## Objective
Pick out each line in these entries that contains the string "coordinate".

## Information shown

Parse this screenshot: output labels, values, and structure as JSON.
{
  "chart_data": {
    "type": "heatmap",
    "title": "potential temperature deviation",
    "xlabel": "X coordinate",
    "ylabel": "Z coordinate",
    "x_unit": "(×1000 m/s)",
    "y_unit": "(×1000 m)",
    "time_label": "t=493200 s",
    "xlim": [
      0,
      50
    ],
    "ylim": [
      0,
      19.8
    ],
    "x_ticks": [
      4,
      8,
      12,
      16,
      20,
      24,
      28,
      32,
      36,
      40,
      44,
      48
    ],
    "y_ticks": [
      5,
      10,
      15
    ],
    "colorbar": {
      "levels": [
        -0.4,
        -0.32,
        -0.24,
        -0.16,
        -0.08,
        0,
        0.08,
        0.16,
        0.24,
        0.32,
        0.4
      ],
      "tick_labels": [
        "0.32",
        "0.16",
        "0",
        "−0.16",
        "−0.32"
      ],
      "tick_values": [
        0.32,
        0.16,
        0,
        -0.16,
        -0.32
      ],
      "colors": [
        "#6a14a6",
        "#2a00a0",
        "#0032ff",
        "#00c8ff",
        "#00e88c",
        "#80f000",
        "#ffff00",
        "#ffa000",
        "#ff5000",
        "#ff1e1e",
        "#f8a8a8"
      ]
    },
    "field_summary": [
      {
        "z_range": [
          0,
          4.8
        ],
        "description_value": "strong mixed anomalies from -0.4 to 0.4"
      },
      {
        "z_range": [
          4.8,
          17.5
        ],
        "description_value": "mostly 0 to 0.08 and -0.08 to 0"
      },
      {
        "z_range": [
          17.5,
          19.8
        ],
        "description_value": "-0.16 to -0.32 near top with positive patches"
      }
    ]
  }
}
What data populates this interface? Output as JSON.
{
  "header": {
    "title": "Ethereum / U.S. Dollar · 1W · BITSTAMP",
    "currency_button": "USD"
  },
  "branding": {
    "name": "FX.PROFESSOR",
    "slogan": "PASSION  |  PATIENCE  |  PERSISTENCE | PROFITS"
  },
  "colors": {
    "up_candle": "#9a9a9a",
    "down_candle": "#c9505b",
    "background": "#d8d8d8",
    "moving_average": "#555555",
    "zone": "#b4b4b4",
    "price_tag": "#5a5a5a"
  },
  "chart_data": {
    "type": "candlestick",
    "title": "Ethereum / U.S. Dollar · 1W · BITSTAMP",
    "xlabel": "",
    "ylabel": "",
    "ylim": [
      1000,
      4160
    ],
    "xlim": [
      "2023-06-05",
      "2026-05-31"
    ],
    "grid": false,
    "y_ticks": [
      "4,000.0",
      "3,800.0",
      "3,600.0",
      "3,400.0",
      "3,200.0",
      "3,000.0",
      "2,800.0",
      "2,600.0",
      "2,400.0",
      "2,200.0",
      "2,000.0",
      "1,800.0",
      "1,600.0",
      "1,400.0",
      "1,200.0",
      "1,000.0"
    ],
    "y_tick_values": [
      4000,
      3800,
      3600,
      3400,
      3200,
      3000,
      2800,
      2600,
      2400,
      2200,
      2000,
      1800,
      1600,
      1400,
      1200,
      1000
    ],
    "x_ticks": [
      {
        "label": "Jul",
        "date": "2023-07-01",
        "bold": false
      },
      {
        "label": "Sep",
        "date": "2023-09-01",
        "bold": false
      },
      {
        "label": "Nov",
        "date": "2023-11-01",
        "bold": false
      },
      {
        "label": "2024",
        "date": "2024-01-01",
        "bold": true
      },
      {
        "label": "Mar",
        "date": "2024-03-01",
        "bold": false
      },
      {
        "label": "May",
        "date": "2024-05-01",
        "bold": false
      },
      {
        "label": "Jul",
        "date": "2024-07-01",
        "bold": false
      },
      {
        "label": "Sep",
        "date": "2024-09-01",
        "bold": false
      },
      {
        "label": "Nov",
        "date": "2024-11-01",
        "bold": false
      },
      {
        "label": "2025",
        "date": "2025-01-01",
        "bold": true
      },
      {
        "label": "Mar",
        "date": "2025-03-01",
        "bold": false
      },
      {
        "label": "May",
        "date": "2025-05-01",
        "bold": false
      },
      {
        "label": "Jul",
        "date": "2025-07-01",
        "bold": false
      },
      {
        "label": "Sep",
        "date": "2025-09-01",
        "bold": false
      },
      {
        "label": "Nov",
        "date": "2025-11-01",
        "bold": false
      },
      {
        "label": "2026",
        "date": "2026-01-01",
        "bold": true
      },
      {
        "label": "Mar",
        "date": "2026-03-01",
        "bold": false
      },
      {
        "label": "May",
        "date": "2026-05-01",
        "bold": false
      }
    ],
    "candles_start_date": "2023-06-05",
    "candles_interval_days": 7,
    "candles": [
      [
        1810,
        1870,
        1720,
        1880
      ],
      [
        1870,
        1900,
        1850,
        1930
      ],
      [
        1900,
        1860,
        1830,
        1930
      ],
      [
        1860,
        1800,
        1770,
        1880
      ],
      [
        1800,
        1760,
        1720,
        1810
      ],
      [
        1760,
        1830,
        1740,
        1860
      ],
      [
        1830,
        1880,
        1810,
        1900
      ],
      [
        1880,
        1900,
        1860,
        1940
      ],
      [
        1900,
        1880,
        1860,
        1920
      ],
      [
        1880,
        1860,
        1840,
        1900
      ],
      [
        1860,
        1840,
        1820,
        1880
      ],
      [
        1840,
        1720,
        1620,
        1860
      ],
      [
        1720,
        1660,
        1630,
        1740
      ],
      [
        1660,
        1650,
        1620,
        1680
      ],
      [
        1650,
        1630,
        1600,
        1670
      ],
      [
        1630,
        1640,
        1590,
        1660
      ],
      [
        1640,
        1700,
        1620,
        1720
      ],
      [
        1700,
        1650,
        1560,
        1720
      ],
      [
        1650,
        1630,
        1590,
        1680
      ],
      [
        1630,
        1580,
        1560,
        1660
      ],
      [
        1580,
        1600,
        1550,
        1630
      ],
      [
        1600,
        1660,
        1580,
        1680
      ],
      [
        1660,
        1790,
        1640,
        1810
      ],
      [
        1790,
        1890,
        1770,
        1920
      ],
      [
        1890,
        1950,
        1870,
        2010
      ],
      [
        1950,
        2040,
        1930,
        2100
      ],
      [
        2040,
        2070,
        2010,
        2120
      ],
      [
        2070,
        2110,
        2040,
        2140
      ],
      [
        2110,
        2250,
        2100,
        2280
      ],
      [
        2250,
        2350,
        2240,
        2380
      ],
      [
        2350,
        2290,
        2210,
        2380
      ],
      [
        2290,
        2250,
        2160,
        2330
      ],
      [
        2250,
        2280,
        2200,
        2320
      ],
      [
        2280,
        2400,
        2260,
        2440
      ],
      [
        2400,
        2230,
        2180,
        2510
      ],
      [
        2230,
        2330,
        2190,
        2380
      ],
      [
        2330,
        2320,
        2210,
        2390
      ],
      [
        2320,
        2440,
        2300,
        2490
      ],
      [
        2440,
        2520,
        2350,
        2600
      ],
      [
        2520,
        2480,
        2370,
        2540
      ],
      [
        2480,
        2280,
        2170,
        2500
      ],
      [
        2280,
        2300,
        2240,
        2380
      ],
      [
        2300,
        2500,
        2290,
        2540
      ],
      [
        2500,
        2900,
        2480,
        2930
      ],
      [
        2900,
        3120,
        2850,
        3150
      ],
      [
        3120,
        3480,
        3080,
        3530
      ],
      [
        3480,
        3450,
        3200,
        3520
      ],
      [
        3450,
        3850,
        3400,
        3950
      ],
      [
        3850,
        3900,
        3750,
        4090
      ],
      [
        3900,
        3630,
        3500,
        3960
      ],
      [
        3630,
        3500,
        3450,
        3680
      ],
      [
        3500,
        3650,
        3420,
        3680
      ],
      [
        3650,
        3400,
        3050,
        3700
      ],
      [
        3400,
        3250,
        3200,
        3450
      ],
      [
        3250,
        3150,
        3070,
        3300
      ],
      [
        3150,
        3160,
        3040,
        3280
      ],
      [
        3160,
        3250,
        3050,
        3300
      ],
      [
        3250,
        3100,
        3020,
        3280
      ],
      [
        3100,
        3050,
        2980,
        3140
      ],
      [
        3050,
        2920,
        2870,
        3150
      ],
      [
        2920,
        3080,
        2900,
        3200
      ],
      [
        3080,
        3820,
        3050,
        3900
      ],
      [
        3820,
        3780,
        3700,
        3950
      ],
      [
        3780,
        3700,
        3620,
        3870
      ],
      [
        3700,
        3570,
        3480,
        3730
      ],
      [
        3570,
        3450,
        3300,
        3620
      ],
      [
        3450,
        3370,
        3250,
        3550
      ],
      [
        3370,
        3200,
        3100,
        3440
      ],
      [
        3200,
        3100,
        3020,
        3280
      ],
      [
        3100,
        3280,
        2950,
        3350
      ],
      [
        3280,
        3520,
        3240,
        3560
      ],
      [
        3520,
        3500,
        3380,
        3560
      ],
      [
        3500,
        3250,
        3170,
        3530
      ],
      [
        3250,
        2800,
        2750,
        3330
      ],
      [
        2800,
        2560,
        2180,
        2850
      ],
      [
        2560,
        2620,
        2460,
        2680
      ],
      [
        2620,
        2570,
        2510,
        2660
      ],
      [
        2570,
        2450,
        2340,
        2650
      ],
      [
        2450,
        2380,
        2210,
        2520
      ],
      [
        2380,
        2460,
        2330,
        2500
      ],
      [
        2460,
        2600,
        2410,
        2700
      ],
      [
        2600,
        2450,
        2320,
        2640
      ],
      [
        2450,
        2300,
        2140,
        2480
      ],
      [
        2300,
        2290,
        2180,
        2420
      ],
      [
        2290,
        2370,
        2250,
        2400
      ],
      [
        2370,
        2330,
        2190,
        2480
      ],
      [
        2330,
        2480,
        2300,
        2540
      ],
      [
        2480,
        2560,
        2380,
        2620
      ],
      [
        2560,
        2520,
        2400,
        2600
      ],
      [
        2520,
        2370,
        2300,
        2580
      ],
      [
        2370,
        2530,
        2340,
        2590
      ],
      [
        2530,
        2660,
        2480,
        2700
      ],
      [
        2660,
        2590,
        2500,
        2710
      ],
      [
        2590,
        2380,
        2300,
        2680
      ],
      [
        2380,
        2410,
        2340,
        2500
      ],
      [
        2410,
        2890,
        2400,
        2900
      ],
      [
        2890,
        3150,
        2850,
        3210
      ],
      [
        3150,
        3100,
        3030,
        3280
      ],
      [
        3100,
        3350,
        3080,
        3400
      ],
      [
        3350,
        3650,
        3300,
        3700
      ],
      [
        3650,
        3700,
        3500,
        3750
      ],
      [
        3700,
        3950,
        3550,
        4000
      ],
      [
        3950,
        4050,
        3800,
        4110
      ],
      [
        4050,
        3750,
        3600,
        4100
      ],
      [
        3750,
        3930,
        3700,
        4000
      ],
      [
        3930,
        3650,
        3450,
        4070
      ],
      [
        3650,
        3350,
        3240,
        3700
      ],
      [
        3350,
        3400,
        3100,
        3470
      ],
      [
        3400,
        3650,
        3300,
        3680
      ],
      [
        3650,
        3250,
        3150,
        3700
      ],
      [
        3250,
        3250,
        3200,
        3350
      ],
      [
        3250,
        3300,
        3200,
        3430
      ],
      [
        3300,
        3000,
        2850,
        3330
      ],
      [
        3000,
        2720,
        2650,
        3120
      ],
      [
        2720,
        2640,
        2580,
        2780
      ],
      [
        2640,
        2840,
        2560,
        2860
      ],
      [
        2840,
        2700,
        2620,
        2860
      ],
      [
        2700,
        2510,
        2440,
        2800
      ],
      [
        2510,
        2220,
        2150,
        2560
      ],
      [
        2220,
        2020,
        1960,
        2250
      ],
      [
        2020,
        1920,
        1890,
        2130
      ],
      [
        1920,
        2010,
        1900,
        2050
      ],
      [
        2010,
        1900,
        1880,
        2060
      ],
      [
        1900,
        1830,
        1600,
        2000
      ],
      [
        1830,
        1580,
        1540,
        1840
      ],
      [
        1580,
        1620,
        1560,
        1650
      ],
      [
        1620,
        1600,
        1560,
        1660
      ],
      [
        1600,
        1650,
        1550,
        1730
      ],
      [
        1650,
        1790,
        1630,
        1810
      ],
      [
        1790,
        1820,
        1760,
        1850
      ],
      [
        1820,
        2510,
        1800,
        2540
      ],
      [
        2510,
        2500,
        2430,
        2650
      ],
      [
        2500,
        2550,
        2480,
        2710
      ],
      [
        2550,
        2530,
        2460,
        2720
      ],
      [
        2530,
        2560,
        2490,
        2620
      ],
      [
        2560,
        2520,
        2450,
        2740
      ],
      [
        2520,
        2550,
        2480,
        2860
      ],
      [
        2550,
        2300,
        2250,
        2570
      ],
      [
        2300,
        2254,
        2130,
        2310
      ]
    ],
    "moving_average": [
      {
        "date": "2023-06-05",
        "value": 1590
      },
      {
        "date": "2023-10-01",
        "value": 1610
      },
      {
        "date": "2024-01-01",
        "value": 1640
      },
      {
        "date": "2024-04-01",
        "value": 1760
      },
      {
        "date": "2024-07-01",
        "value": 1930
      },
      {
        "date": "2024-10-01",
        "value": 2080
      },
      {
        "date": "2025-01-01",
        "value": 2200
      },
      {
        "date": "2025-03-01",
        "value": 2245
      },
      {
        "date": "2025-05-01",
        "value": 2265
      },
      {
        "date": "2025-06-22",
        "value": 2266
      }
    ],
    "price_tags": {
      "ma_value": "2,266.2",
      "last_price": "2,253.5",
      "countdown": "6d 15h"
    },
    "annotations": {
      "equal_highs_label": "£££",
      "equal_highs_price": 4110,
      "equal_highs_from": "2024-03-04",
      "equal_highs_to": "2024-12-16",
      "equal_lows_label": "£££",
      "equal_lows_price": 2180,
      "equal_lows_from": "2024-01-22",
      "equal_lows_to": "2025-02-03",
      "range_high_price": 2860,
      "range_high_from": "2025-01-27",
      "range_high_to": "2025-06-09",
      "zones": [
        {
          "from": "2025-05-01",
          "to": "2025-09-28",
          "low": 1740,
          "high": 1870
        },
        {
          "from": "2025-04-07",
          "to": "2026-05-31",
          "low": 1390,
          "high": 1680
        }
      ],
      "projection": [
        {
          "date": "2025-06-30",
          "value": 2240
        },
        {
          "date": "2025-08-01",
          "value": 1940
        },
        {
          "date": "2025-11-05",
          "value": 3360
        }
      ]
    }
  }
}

## Answer to the task
    "xlabel": "X coordinate",
    "ylabel": "Z coordinate",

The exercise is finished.